State how many lines of the records contain the string "detached", and give no other information.

Some records
++++++

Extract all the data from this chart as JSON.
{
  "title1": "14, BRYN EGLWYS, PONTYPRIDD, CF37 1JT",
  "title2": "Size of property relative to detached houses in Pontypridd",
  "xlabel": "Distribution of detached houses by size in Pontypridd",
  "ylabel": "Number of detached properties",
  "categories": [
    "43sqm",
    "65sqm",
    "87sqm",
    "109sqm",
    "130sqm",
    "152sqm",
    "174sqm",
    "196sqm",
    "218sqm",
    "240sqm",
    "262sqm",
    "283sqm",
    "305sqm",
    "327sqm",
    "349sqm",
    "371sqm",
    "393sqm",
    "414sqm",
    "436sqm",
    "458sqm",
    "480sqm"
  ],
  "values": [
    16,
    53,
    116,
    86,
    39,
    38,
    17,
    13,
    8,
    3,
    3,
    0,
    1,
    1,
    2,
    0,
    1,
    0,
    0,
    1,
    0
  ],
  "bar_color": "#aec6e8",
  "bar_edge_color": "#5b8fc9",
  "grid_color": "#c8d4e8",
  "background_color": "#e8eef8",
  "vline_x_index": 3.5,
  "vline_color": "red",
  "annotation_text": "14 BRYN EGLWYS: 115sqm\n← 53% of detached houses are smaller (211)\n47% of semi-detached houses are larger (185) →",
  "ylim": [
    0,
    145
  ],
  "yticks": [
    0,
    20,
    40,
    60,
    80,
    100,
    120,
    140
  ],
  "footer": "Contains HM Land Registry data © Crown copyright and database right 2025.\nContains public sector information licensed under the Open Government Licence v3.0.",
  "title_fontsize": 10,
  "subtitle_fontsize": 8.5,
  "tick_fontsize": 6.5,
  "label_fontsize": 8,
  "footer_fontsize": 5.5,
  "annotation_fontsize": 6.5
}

++++++

EXERCISE ANSWER:
4